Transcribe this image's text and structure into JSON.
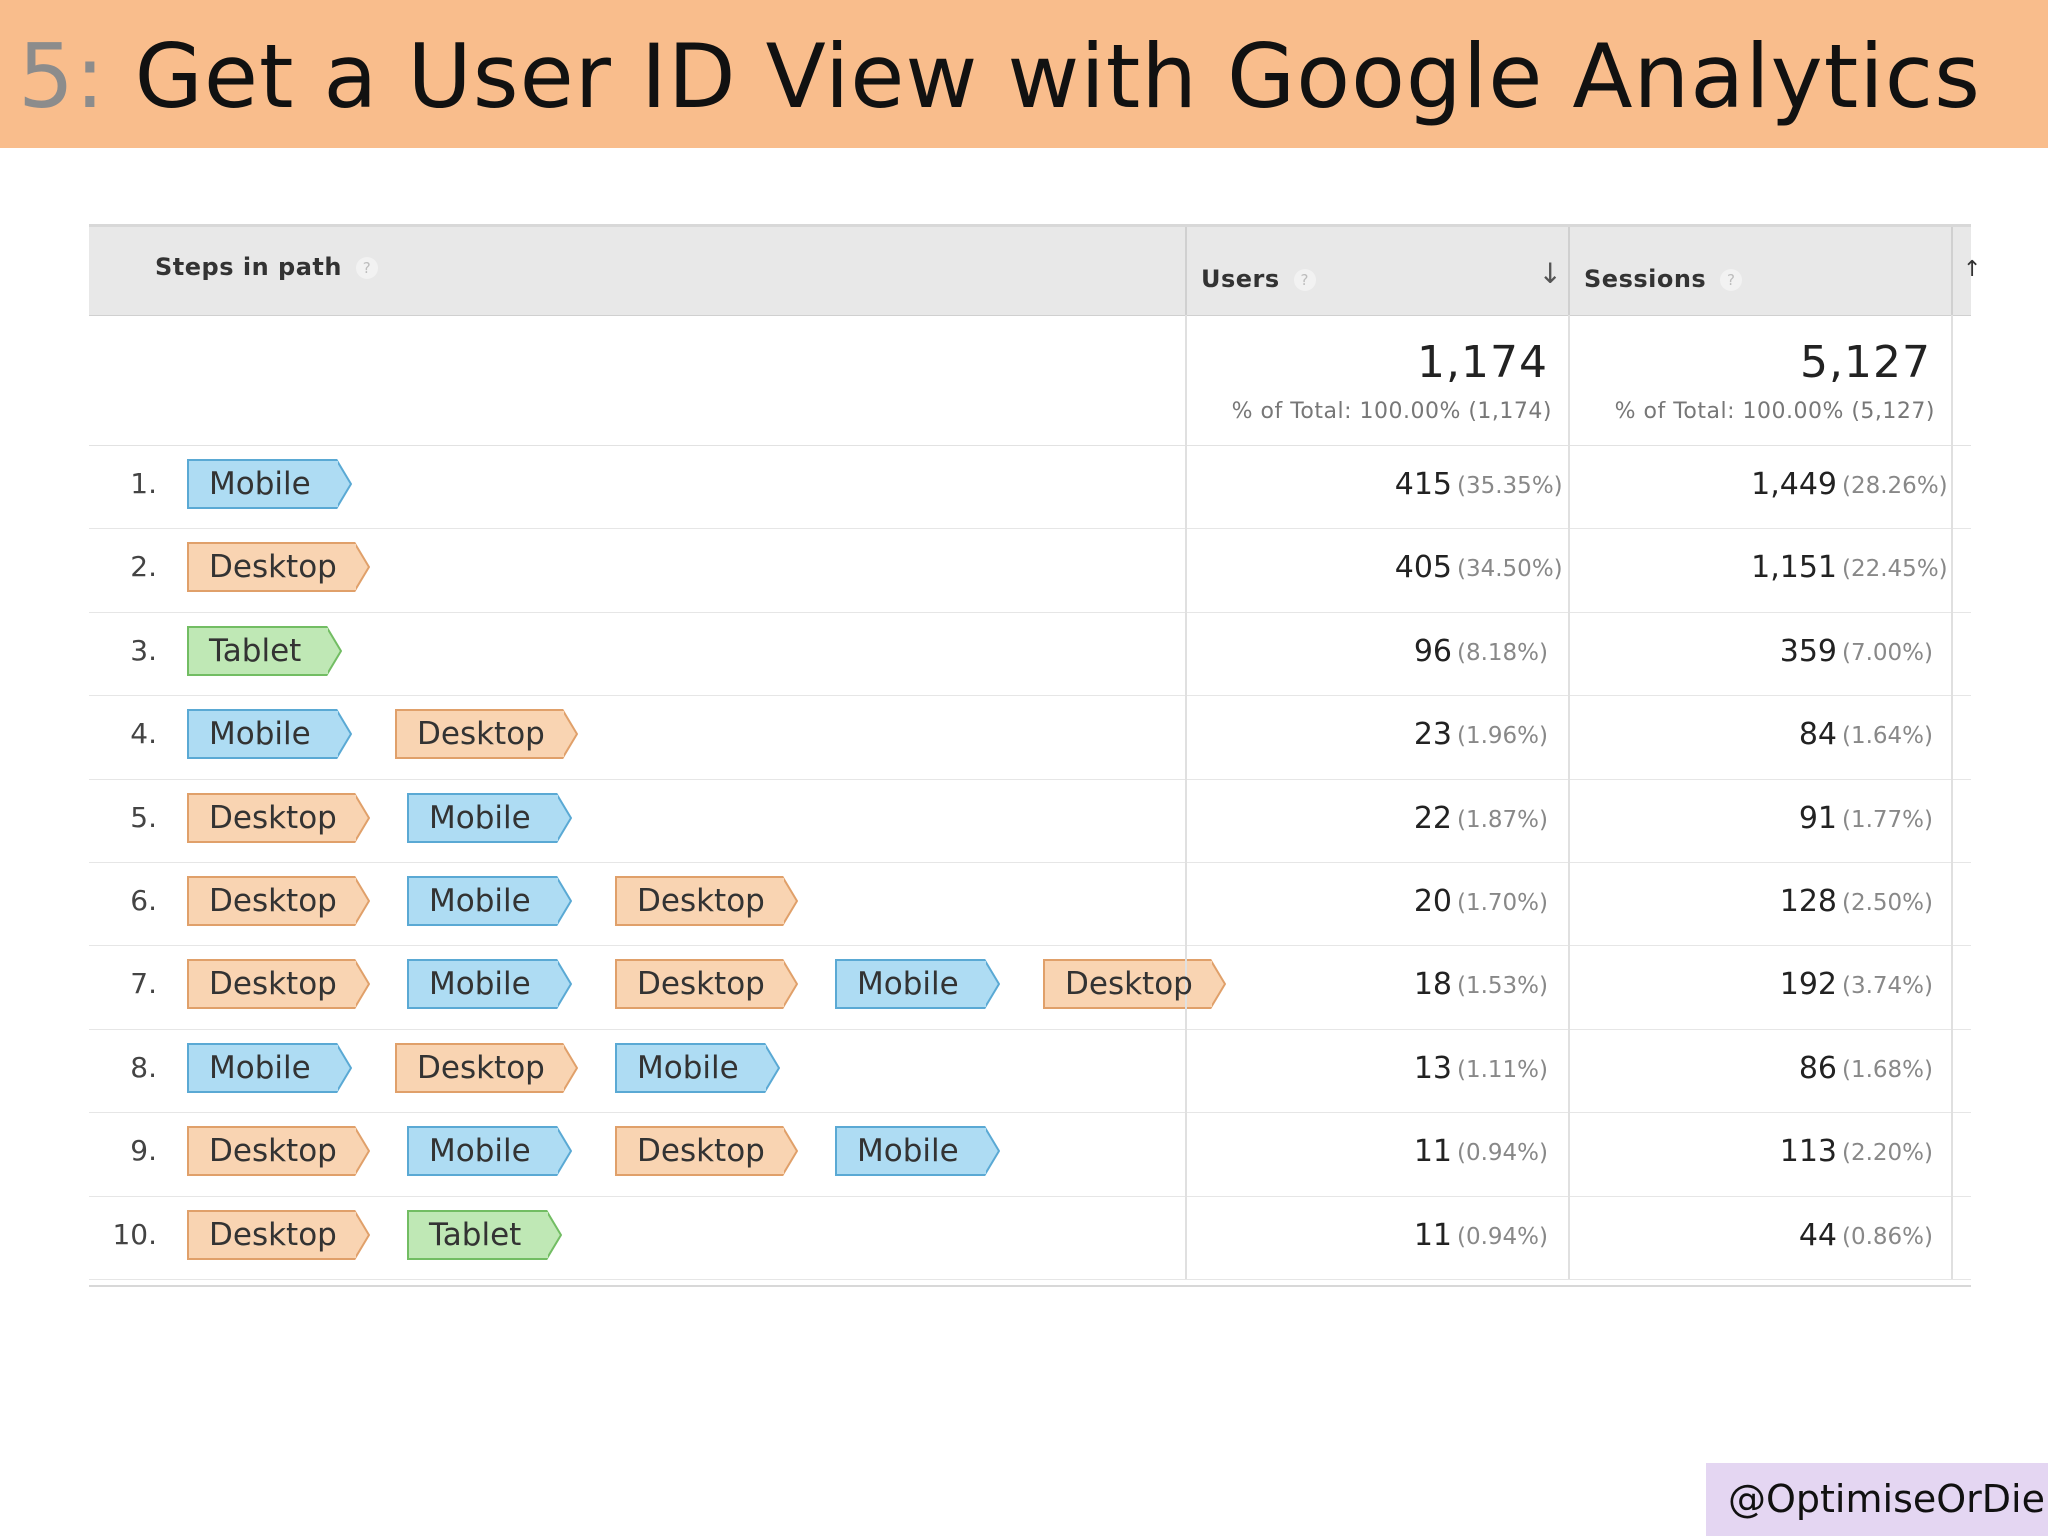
{
  "header": {
    "number": "5:",
    "title": "Get a User ID View with Google Analytics",
    "background": "#f9bd8c"
  },
  "table": {
    "columns": {
      "steps": "Steps in path",
      "users": "Users",
      "sessions": "Sessions"
    },
    "help_glyph": "?",
    "sort_indicator": "down-arrow-icon",
    "totals": {
      "users": "1,174",
      "users_sub": "% of Total: 100.00% (1,174)",
      "sessions": "5,127",
      "sessions_sub": "% of Total: 100.00% (5,127)"
    },
    "rows": [
      {
        "num": "1.",
        "steps": [
          "Mobile"
        ],
        "users": "415",
        "users_pct": "(35.35%)",
        "sessions": "1,449",
        "sessions_pct": "(28.26%)"
      },
      {
        "num": "2.",
        "steps": [
          "Desktop"
        ],
        "users": "405",
        "users_pct": "(34.50%)",
        "sessions": "1,151",
        "sessions_pct": "(22.45%)"
      },
      {
        "num": "3.",
        "steps": [
          "Tablet"
        ],
        "users": "96",
        "users_pct": "(8.18%)",
        "sessions": "359",
        "sessions_pct": "(7.00%)"
      },
      {
        "num": "4.",
        "steps": [
          "Mobile",
          "Desktop"
        ],
        "users": "23",
        "users_pct": "(1.96%)",
        "sessions": "84",
        "sessions_pct": "(1.64%)"
      },
      {
        "num": "5.",
        "steps": [
          "Desktop",
          "Mobile"
        ],
        "users": "22",
        "users_pct": "(1.87%)",
        "sessions": "91",
        "sessions_pct": "(1.77%)"
      },
      {
        "num": "6.",
        "steps": [
          "Desktop",
          "Mobile",
          "Desktop"
        ],
        "users": "20",
        "users_pct": "(1.70%)",
        "sessions": "128",
        "sessions_pct": "(2.50%)"
      },
      {
        "num": "7.",
        "steps": [
          "Desktop",
          "Mobile",
          "Desktop",
          "Mobile",
          "Desktop"
        ],
        "users": "18",
        "users_pct": "(1.53%)",
        "sessions": "192",
        "sessions_pct": "(3.74%)"
      },
      {
        "num": "8.",
        "steps": [
          "Mobile",
          "Desktop",
          "Mobile"
        ],
        "users": "13",
        "users_pct": "(1.11%)",
        "sessions": "86",
        "sessions_pct": "(1.68%)"
      },
      {
        "num": "9.",
        "steps": [
          "Desktop",
          "Mobile",
          "Desktop",
          "Mobile"
        ],
        "users": "11",
        "users_pct": "(0.94%)",
        "sessions": "113",
        "sessions_pct": "(2.20%)"
      },
      {
        "num": "10.",
        "steps": [
          "Desktop",
          "Tablet"
        ],
        "users": "11",
        "users_pct": "(0.94%)",
        "sessions": "44",
        "sessions_pct": "(0.86%)"
      }
    ],
    "chip_colors": {
      "Mobile": {
        "fill": "#aedcf3",
        "border": "#5aa9d4"
      },
      "Desktop": {
        "fill": "#f9d4b2",
        "border": "#e0a06a"
      },
      "Tablet": {
        "fill": "#bfe8b5",
        "border": "#72bd63"
      }
    }
  },
  "footer": {
    "handle": "@OptimiseOrDie",
    "background": "#e4d6f2"
  }
}
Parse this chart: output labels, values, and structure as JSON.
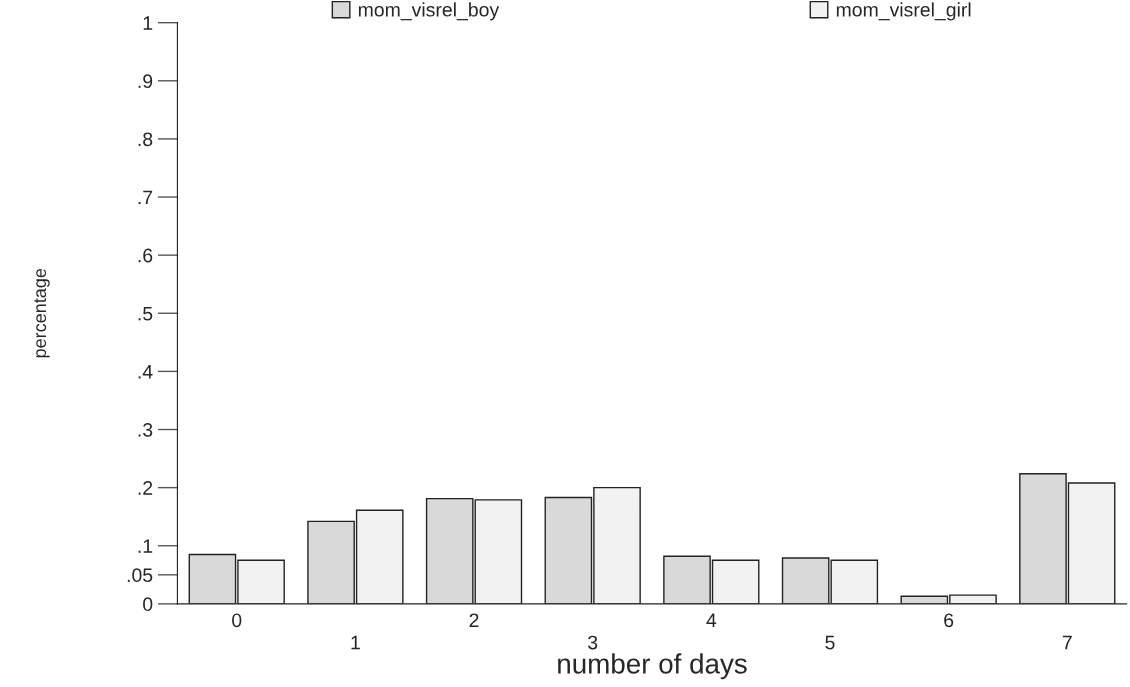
{
  "chart_data": {
    "type": "bar",
    "xlabel": "number of days",
    "ylabel": "percentage",
    "categories": [
      "0",
      "1",
      "2",
      "3",
      "4",
      "5",
      "6",
      "7"
    ],
    "series": [
      {
        "name": "mom_visrel_boy",
        "color": "#d9d9d9",
        "values": [
          0.085,
          0.142,
          0.181,
          0.183,
          0.082,
          0.079,
          0.013,
          0.224
        ]
      },
      {
        "name": "mom_visrel_girl",
        "color": "#f2f2f2",
        "values": [
          0.075,
          0.161,
          0.179,
          0.2,
          0.075,
          0.075,
          0.015,
          0.208
        ]
      }
    ],
    "ylim": [
      0,
      1
    ],
    "yticks": [
      0,
      {
        "value": 0.05,
        "label": ".05"
      },
      {
        "value": 0.1,
        "label": ".1"
      },
      {
        "value": 0.2,
        "label": ".2"
      },
      {
        "value": 0.3,
        "label": ".3"
      },
      {
        "value": 0.4,
        "label": ".4"
      },
      {
        "value": 0.5,
        "label": ".5"
      },
      {
        "value": 0.6,
        "label": ".6"
      },
      {
        "value": 0.7,
        "label": ".7"
      },
      {
        "value": 0.8,
        "label": ".8"
      },
      {
        "value": 0.9,
        "label": ".9"
      },
      1
    ],
    "grid": false,
    "legend": "top"
  }
}
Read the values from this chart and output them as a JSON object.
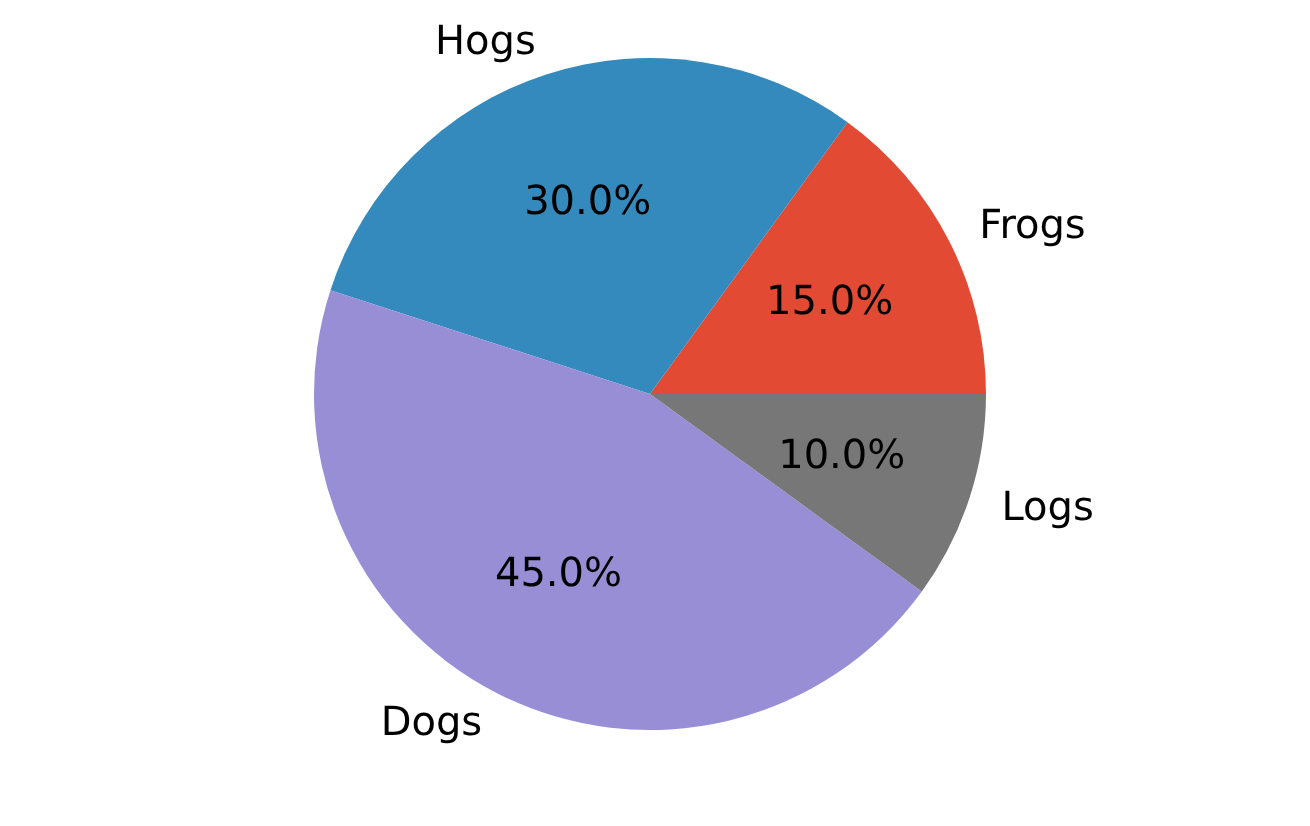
{
  "chart_data": {
    "type": "pie",
    "categories": [
      "Frogs",
      "Hogs",
      "Dogs",
      "Logs"
    ],
    "values": [
      15,
      30,
      45,
      10
    ],
    "colors": [
      "#e24a33",
      "#348abd",
      "#988ed5",
      "#777777"
    ],
    "value_labels": [
      "15.0%",
      "30.0%",
      "45.0%",
      "10.0%"
    ]
  }
}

# Problem:
Copy every line above in which the string "output" shows up.

# Solution below:
Parse this chart: output labels, values, and structure as JSON.
Read the values from this chart and output them as a JSON object.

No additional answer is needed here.